* [EXERCISE OBJECTIVE] Lines containing the word "eller" should be extracted in full.

* [MATERIAL FOR THE TASK]
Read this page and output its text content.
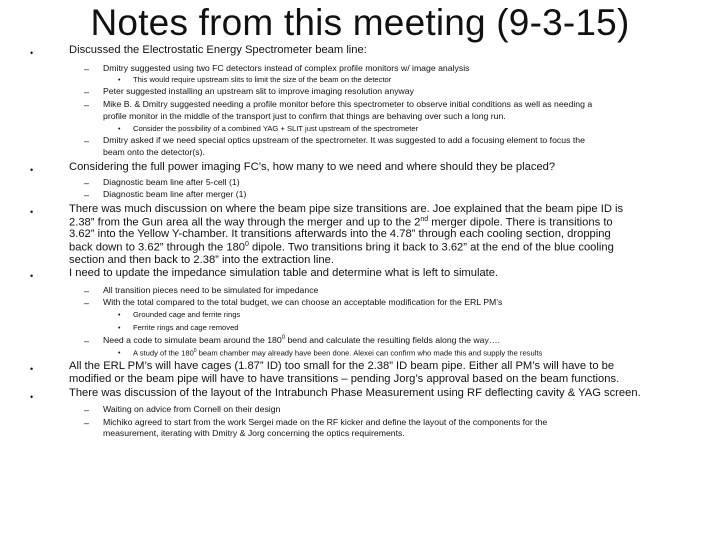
Notes from this meeting (9-3-15)
•	Discussed the Electrostatic Energy Spectrometer beam line:
– Dmitry suggested using two FC detectors instead of complex profile monitors w/ image analysis
• This would require upstream slits to limit the size of the beam on the detector
– Peter suggested installing an upstream slit to improve imaging resolution anyway
– Mike B. & Dmitry suggested needing a profile monitor before this spectrometer to observe initial conditions as well as needing a
profile monitor in the middle of the transport just to confirm that things are behaving over such a long run.
• Consider the possibility of a combined YAG + SLIT just upstream of the spectrometer
– Dmitry asked if we need special optics upstream of the spectrometer. It was suggested to add a focusing element to focus the
beam onto the detector(s).
•	Considering the full power imaging FC’s, how many to we need and where should they be placed?
– Diagnostic beam line after 5-cell (1)
– Diagnostic beam line after merger (1)
•	There was much discussion on where the beam pipe size transitions are. Joe explained that the beam pipe ID is
2.38” from the Gun area all the way through the merger and up to the 2nd merger dipole. There is transitions to
3.62” into the Yellow Y-chamber. It transitions afterwards into the 4.78” through each cooling section, dropping
back down to 3.62” through the $180^0$ dipole. Two transitions bring it back to 3.62” at the end of the blue cooling
section and then back to 2.38” into the extraction line.
•	I need to update the impedance simulation table and determine what is left to simulate.
– All transition pieces need to be simulated for impedance
– With the total compared to the total budget, we can choose an acceptable modification for the ERL PM’s
• Grounded cage and ferrite rings
• Ferrite rings and cage removed
– Need a code to simulate beam around the $180^0$ bend and calculate the resulting fields along the way….
• A study of the $180^0$ beam chamber may already have been done. Alexei can confirm who made this and supply the results
•	All the ERL PM’s will have cages (1.87” ID) too small for the 2.38” ID beam pipe. Either all PM’s will have to be
modified or the beam pipe will have to have transitions – pending Jorg’s approval based on the beam functions.
•	There was discussion of the layout of the Intrabunch Phase Measurement using RF deflecting cavity & YAG screen.
– Waiting on advice from Cornell on their design
– Michiko agreed to start from the work Sergei made on the RF kicker and define the layout of the components for the
measurement, iterating with Dmitry & Jorg concerning the optics requirements.
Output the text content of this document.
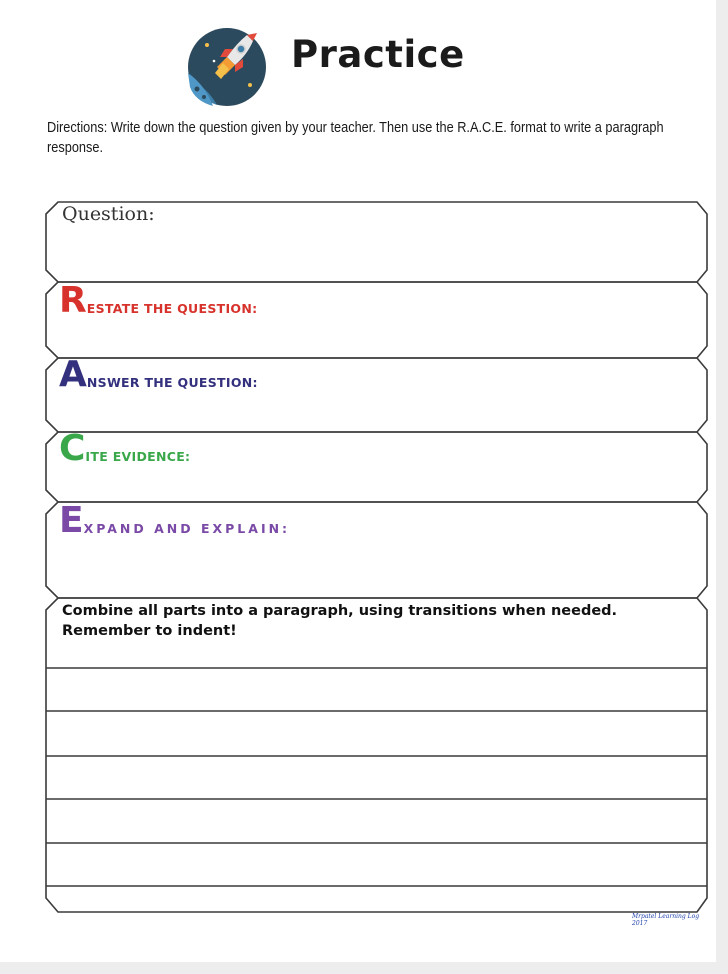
Practice
Directions: Write down the question given by your teacher. Then use the R.A.C.E. format to write a paragraph response.
Question:
R ESTATE THE QUESTION:
A NSWER THE QUESTION:
C ITE EVIDENCE:
E XPAND AND EXPLAIN:
Combine all parts into a paragraph, using transitions when needed.
Remember to indent!
Mrpatel Learning Log 2017
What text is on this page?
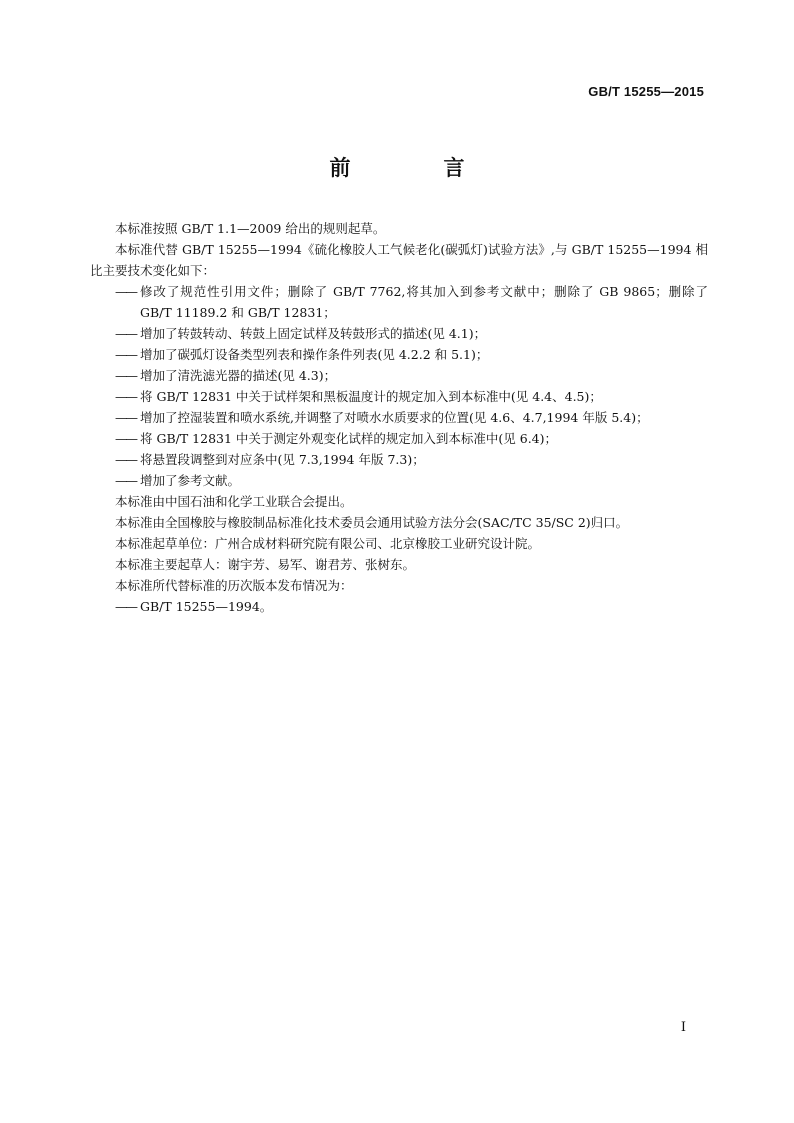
GB/T 15255—2015
前　言

本标准按照 GB/T 1.1—2009 给出的规则起草。

本标准代替 GB/T 15255—1994《硫化橡胶人工气候老化(碳弧灯)试验方法》,与 GB/T 15255—1994 相比主要技术变化如下：

—— 修改了规范性引用文件；删除了 GB/T 7762,将其加入到参考文献中；删除了 GB 9865；删除了 GB/T 11189.2 和 GB/T 12831；
—— 增加了转鼓转动、转鼓上固定试样及转鼓形式的描述(见 4.1)；
—— 增加了碳弧灯设备类型列表和操作条件列表(见 4.2.2 和 5.1)；
—— 增加了清洗滤光器的描述(见 4.3)；
—— 将 GB/T 12831 中关于试样架和黑板温度计的规定加入到本标准中(见 4.4、4.5)；
—— 增加了控湿装置和喷水系统,并调整了对喷水水质要求的位置(见 4.6、4.7,1994 年版 5.4)；
—— 将 GB/T 12831 中关于测定外观变化试样的规定加入到本标准中(见 6.4)；
—— 将悬置段调整到对应条中(见 7.3,1994 年版 7.3)；
—— 增加了参考文献。

本标准由中国石油和化学工业联合会提出。

本标准由全国橡胶与橡胶制品标准化技术委员会通用试验方法分会(SAC/TC 35/SC 2)归口。

本标准起草单位：广州合成材料研究院有限公司、北京橡胶工业研究设计院。

本标准主要起草人：谢宇芳、易军、谢君芳、张树东。

本标准所代替标准的历次版本发布情况为：

—— GB/T 15255—1994。
I
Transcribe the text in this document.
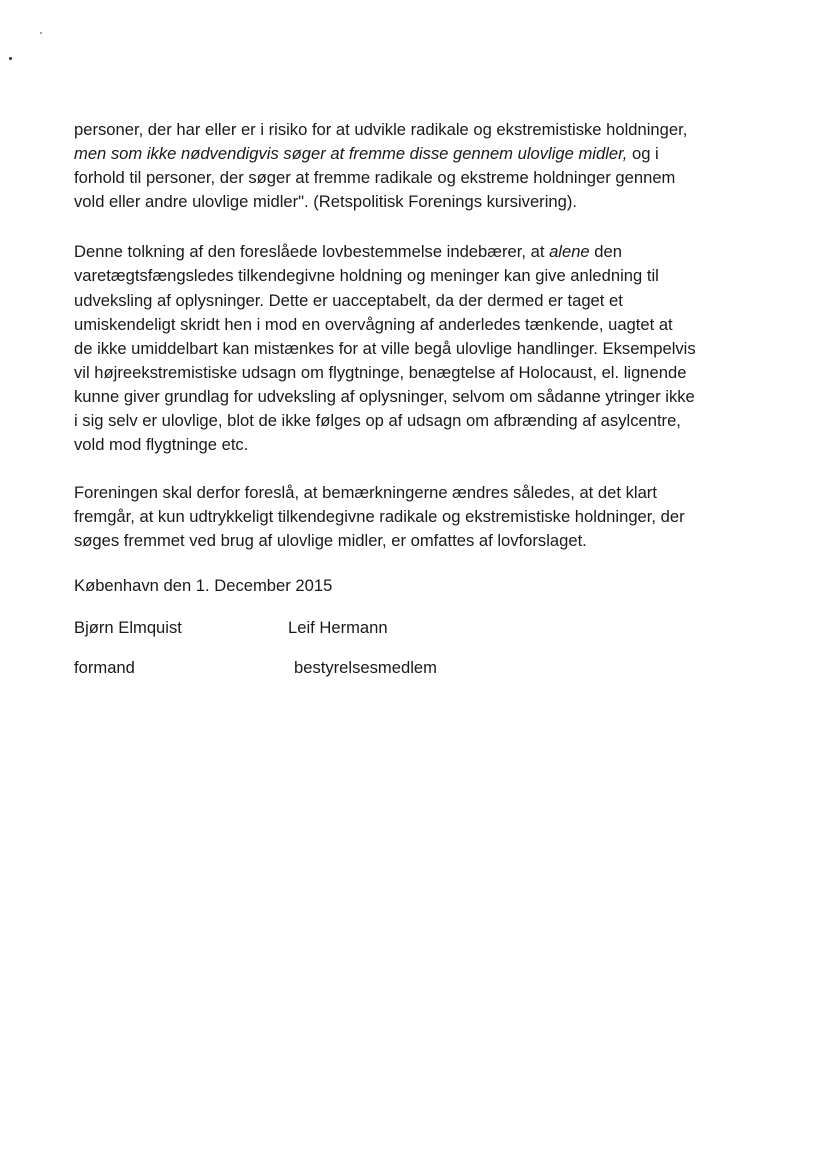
personer, der har eller er i risiko for at udvikle radikale og ekstremistiske holdninger,
men som ikke nødvendigvis søger at fremme disse gennem ulovlige midler, og i
forhold til personer, der søger at fremme radikale og ekstreme holdninger gennem
vold eller andre ulovlige midler". (Retspolitisk Forenings kursivering).
Denne tolkning af den foreslåede lovbestemmelse indebærer, at alene den
varetægtsfængsledes tilkendegivne holdning og meninger kan give anledning til
udveksling af oplysninger. Dette er uacceptabelt, da der dermed er taget et
umiskendeligt skridt hen i mod en overvågning af anderledes tænkende, uagtet at
de ikke umiddelbart kan mistænkes for at ville begå ulovlige handlinger. Eksempelvis
vil højreekstremistiske udsagn om flygtninge, benægtelse af Holocaust, el. lignende
kunne giver grundlag for udveksling af oplysninger, selvom om sådanne ytringer ikke
i sig selv er ulovlige, blot de ikke følges op af udsagn om afbrænding af asylcentre,
vold mod flygtninge etc.
Foreningen skal derfor foreslå, at bemærkningerne ændres således, at det klart
fremgår, at kun udtrykkeligt tilkendegivne radikale og ekstremistiske holdninger, der
søges fremmet ved brug af ulovlige midler, er omfattes af lovforslaget.
København den 1. December 2015
Bjørn Elmquist	Leif Hermann
formand	bestyrelsesmedlem
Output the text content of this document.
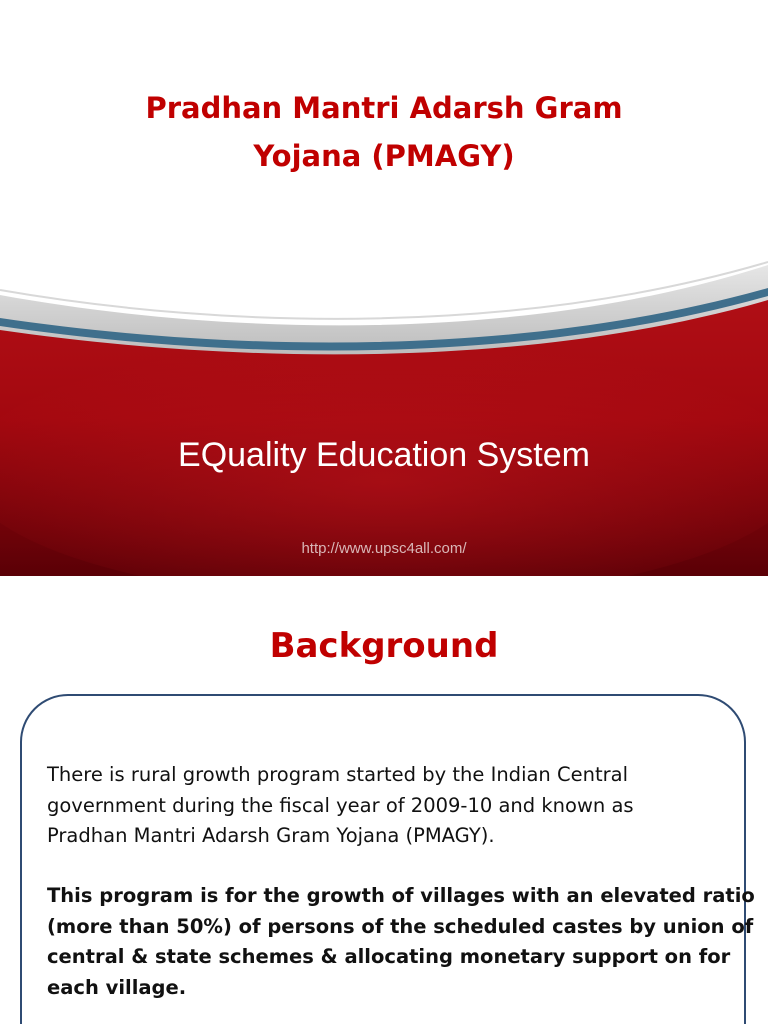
Pradhan Mantri Adarsh Gram
Yojana (PMAGY)
EQuality Education System
http://www.upsc4all.com/
Background

There is rural growth program started by the Indian Central
government during the fiscal year of 2009-10 and known as
Pradhan Mantri Adarsh Gram Yojana (PMAGY).

This program is for the growth of villages with an elevated ratio
(more than 50%) of persons of the scheduled castes by union of
central & state schemes & allocating monetary support on for
each village.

* [ANSWER IN FULL]
personer, der har eller er i risiko for at udvikle radikale og ekstremistiske holdninger,
vold eller andre ulovlige midler". (Retspolitisk Forenings kursivering).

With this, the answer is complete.